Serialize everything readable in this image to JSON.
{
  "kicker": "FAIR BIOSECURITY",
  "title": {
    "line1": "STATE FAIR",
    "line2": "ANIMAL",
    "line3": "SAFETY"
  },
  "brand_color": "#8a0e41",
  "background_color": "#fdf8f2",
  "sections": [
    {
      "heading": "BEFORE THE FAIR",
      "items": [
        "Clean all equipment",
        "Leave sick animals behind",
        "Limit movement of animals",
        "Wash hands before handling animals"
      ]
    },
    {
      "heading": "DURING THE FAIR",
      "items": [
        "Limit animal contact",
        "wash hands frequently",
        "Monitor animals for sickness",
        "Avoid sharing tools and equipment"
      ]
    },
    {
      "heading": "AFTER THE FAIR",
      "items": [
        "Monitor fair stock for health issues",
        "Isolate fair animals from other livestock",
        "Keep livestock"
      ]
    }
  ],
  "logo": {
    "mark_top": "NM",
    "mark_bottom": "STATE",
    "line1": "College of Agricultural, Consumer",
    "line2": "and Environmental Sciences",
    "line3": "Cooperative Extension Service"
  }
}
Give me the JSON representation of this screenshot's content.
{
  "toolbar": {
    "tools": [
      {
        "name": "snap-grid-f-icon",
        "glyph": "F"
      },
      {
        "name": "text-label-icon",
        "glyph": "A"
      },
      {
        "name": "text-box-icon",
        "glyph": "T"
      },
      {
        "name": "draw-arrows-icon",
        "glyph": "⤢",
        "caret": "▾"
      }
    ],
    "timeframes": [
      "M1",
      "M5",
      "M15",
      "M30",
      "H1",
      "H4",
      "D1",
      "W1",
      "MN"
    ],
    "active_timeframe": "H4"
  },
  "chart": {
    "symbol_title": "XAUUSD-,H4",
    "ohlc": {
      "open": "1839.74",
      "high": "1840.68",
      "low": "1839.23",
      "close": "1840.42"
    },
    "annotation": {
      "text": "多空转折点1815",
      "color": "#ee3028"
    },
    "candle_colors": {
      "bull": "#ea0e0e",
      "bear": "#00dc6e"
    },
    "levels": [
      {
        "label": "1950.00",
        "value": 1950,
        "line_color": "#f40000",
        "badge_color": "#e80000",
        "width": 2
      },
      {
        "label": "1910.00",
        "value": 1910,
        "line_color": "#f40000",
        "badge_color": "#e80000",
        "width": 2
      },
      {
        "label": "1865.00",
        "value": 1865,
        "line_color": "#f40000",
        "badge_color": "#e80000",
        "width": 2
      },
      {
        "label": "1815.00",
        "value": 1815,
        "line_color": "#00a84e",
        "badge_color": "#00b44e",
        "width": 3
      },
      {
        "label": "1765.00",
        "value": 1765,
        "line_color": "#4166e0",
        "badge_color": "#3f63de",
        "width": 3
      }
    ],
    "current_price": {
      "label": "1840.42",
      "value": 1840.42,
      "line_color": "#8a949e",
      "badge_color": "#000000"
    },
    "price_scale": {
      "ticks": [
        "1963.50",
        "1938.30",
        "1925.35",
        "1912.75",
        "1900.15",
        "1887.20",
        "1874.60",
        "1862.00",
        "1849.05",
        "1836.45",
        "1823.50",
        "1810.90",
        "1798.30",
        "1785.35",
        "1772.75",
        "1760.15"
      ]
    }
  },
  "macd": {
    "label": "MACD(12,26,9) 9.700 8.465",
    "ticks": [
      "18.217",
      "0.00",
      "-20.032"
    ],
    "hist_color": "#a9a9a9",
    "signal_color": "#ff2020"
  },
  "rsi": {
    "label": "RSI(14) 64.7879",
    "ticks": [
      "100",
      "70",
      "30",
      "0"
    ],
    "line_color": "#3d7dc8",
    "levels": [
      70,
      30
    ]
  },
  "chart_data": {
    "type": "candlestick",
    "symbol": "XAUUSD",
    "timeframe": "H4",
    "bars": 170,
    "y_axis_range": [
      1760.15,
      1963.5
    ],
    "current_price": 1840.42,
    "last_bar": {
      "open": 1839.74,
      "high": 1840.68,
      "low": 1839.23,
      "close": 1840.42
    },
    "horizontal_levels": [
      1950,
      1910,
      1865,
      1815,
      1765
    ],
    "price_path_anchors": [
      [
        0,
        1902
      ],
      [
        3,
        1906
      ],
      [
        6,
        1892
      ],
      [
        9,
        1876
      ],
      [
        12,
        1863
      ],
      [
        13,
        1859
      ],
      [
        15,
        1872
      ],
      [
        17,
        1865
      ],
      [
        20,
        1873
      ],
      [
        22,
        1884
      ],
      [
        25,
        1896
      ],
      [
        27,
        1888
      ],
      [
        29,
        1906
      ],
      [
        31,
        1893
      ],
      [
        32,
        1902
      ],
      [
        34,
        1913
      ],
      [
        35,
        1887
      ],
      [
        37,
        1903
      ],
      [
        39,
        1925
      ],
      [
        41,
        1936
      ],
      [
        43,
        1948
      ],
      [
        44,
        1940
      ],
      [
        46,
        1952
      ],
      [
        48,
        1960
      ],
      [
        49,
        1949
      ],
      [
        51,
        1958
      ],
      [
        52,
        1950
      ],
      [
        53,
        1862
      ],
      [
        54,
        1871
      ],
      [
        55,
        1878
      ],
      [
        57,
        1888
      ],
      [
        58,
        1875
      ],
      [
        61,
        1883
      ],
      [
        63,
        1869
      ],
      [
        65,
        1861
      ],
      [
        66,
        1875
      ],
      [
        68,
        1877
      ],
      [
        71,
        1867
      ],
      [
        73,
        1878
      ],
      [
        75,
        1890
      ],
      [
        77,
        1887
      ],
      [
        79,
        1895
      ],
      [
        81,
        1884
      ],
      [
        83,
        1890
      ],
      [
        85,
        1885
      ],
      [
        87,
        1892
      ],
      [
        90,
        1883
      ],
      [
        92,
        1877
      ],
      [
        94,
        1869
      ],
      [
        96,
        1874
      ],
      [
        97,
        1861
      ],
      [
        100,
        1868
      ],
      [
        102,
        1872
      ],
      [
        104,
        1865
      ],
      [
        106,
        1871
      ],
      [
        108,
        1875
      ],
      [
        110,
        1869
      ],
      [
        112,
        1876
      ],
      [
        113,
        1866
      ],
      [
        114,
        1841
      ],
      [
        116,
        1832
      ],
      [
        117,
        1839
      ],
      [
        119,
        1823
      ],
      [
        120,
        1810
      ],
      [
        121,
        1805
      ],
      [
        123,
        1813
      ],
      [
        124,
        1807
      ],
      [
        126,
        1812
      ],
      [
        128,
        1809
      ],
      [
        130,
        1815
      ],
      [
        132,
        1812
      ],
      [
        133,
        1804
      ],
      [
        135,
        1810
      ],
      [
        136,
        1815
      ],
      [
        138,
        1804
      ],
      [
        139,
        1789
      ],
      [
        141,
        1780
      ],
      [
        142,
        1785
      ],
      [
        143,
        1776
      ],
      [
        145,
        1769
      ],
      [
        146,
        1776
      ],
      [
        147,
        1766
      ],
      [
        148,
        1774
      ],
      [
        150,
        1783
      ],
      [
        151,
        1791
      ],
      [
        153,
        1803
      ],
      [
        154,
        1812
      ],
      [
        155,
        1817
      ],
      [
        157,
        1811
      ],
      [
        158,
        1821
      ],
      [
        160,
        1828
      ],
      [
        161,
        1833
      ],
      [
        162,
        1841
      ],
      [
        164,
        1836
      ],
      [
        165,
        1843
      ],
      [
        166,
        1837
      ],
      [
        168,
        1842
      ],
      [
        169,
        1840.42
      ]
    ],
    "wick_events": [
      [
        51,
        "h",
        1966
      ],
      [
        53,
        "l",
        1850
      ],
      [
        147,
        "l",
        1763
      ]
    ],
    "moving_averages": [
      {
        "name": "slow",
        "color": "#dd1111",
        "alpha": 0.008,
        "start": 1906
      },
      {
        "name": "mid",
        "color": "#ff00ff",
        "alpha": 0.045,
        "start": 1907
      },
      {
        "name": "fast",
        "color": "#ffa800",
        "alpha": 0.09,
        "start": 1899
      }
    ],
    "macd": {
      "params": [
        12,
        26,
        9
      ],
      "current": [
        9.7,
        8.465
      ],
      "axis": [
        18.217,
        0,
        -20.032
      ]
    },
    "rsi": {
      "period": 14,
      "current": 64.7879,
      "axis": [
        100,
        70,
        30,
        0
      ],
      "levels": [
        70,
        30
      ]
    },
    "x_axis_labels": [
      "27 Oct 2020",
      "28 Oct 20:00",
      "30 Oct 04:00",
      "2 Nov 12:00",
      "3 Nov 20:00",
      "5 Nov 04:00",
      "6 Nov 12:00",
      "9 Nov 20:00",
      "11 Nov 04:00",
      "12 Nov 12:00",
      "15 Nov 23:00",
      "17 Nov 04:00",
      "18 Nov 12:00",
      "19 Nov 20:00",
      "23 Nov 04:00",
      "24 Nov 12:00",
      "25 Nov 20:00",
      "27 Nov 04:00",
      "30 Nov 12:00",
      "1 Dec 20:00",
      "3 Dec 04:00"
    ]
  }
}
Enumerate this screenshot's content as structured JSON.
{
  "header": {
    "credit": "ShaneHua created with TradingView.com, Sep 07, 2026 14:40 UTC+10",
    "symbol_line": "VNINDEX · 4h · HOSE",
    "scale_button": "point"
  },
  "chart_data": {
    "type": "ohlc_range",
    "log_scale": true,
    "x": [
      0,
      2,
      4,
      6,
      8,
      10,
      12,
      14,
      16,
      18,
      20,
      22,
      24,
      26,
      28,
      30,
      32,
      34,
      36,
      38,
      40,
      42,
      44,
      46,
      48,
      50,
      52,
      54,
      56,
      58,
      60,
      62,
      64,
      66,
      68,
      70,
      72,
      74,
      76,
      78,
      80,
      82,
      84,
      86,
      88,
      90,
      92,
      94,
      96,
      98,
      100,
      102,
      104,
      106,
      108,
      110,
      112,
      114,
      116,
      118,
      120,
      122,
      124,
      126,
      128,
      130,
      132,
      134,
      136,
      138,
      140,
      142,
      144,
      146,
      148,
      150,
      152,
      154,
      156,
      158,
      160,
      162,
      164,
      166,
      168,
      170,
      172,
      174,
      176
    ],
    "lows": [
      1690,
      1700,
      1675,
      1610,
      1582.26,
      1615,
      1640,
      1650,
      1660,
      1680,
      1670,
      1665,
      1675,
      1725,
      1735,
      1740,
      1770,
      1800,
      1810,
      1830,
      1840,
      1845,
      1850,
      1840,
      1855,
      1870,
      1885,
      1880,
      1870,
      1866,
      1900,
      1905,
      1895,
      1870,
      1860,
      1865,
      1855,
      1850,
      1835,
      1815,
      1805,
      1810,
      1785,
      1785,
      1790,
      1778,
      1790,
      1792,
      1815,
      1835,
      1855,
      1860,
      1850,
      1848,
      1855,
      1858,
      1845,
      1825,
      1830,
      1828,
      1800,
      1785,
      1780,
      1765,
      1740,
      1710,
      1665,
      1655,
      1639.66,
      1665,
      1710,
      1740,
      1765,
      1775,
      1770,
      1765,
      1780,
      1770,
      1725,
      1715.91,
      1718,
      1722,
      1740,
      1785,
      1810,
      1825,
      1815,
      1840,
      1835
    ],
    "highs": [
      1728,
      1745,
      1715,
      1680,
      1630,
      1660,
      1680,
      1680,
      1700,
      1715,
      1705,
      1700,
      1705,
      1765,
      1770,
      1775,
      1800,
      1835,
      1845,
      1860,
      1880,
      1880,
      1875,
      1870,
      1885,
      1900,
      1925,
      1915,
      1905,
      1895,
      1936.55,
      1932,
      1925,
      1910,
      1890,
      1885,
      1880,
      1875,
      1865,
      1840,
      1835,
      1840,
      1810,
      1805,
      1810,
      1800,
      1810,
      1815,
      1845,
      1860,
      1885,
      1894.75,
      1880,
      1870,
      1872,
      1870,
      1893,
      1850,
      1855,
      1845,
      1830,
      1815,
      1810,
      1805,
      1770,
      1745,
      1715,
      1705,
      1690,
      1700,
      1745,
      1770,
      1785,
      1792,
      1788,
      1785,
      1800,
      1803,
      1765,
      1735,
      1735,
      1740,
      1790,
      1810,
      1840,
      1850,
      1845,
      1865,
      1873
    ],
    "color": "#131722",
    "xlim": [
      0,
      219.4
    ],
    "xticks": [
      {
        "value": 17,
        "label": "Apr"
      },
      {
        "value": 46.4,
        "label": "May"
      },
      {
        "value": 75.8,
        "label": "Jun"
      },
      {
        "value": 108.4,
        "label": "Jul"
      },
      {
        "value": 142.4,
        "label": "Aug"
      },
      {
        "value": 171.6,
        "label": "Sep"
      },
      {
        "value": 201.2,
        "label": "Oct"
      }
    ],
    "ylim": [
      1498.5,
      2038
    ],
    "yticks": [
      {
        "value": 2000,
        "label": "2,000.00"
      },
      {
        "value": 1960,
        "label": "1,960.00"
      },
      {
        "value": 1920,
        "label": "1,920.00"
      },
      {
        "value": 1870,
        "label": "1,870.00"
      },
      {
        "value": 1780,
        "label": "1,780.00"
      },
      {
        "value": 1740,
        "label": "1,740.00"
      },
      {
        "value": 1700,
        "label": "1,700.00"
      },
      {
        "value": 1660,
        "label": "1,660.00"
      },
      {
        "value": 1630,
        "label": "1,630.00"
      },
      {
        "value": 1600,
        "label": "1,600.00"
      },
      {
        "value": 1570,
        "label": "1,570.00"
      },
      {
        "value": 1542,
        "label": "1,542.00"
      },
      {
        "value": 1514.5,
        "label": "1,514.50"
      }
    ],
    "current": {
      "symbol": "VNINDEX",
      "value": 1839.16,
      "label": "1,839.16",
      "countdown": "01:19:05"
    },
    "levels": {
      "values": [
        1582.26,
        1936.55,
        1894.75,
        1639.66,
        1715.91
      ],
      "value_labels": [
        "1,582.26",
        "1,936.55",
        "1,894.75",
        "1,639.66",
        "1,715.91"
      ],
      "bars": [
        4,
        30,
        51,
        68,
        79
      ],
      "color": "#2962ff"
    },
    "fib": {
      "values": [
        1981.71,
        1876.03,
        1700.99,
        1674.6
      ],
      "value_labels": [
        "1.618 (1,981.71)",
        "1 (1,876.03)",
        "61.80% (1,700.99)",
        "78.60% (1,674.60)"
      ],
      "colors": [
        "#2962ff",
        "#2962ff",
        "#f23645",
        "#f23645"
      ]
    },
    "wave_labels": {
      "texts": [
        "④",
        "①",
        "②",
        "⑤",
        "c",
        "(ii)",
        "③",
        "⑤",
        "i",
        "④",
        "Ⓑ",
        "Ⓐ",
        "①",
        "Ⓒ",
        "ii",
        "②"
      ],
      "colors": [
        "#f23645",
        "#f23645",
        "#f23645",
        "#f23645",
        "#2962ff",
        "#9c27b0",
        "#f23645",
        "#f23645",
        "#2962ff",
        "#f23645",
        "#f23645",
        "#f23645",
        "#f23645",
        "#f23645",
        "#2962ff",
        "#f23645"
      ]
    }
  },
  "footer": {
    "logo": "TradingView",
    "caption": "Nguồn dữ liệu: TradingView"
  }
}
----
▶ [GIVEN EXERCISE]: The word "this" appears in how many lines of the records? Give the number only.

▶ [FINISHED EXERCISE]: 3